### Given instruction
Scan the material for the word "Corners", and copy each line where it shows up.
____ Data provided
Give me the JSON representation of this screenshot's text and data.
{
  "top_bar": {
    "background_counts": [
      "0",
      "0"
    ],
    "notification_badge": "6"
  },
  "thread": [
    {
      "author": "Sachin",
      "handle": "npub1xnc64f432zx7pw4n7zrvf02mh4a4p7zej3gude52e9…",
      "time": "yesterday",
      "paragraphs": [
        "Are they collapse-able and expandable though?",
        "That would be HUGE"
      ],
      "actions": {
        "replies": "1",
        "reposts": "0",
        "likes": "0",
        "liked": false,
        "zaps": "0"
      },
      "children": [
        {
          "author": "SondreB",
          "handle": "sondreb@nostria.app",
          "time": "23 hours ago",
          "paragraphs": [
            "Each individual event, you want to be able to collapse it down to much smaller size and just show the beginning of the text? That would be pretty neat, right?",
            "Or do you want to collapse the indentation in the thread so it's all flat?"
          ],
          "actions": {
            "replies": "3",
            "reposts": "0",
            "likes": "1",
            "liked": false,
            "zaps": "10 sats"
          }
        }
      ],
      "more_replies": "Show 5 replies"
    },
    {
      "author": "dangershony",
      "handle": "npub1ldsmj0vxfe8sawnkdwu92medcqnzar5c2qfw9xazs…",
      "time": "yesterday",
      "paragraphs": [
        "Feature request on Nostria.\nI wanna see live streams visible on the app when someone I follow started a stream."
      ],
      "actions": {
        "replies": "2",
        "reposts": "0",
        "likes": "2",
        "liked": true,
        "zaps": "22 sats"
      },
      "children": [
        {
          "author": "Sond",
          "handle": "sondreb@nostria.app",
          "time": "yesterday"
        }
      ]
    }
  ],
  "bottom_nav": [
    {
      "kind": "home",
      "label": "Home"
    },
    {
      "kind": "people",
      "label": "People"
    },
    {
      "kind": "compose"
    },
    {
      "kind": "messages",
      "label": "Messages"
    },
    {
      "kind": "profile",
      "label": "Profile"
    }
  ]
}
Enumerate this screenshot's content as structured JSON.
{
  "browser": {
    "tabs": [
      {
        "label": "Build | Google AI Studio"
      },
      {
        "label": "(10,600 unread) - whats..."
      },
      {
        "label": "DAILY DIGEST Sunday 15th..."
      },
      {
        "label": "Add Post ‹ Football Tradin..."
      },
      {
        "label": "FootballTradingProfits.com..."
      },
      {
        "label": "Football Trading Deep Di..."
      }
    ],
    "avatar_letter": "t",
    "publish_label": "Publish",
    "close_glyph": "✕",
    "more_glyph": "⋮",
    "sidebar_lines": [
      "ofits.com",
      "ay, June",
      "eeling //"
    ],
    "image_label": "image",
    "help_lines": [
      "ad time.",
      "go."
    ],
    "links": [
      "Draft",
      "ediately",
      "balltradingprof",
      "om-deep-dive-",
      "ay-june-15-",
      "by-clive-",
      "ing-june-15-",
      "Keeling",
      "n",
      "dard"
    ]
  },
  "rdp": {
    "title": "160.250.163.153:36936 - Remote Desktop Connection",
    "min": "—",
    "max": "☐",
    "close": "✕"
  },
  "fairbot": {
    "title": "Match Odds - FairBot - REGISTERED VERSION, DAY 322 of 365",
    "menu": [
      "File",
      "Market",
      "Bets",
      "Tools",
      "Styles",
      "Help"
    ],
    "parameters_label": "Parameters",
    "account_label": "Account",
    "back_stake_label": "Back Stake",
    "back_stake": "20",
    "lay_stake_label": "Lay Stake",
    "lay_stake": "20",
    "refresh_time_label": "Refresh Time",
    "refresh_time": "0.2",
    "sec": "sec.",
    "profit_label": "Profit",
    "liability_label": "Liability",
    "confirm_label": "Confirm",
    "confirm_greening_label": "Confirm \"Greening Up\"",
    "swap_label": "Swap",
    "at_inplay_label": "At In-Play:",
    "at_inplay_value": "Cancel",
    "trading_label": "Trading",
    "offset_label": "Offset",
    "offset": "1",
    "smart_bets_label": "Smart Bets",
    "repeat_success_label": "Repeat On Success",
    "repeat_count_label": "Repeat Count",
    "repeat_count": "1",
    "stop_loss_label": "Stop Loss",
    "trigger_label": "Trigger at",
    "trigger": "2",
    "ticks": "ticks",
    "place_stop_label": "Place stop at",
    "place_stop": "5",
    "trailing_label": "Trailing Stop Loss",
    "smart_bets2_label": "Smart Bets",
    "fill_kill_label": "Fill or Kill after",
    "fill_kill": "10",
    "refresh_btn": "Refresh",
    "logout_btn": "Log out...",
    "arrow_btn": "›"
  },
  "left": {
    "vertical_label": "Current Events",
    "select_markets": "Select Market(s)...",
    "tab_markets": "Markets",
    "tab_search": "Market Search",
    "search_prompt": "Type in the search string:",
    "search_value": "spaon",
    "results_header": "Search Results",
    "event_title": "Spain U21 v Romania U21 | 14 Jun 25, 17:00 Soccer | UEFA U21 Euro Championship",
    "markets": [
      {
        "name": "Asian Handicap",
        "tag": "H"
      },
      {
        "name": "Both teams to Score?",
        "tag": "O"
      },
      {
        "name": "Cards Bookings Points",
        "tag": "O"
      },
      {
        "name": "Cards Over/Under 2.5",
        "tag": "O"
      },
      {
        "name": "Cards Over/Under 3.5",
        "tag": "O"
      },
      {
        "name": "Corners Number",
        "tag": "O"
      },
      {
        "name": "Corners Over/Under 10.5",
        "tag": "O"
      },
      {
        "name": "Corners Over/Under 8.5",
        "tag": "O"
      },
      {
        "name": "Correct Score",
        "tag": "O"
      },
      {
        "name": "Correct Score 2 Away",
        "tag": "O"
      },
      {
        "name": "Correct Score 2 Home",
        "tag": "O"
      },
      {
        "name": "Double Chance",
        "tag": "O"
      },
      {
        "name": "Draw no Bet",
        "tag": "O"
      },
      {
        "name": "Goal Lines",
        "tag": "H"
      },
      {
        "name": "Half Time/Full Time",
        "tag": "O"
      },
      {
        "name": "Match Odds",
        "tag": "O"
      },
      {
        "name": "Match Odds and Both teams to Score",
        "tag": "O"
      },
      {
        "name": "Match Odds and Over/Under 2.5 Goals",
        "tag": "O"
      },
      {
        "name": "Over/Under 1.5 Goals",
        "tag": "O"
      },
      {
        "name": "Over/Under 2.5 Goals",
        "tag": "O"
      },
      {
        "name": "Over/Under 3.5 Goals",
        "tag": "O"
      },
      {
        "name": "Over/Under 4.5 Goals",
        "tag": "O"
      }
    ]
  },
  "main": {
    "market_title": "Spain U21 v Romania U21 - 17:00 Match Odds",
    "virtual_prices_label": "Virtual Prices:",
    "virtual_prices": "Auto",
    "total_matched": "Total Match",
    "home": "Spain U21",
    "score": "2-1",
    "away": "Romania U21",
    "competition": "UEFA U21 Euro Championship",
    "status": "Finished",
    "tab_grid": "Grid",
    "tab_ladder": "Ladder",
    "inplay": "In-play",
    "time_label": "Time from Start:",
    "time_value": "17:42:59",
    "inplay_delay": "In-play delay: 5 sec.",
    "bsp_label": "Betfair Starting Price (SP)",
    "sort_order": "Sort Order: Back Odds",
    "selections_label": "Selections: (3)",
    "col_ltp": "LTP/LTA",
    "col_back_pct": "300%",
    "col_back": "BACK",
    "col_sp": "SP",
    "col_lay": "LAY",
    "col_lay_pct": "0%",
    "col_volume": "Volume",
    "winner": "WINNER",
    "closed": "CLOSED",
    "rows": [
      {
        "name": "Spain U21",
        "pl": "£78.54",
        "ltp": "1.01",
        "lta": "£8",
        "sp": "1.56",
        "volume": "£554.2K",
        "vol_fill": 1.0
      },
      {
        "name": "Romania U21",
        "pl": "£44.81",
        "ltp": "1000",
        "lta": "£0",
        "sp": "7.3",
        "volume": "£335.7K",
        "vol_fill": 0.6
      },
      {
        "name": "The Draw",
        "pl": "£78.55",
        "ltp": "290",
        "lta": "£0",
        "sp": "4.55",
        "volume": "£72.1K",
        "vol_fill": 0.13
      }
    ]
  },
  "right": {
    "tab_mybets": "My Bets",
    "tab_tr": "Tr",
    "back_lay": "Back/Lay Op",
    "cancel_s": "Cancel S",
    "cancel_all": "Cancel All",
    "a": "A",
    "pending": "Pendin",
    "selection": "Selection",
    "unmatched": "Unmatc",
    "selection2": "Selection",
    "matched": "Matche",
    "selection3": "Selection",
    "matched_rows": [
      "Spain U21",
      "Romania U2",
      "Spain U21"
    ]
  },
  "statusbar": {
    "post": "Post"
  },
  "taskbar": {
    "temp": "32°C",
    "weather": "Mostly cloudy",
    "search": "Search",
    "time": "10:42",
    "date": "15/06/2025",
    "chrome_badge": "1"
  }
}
________
### Correct response
        "name": "Corners Number",
        "name": "Corners Over/Under 10.5",
        "name": "Corners Over/Under 8.5",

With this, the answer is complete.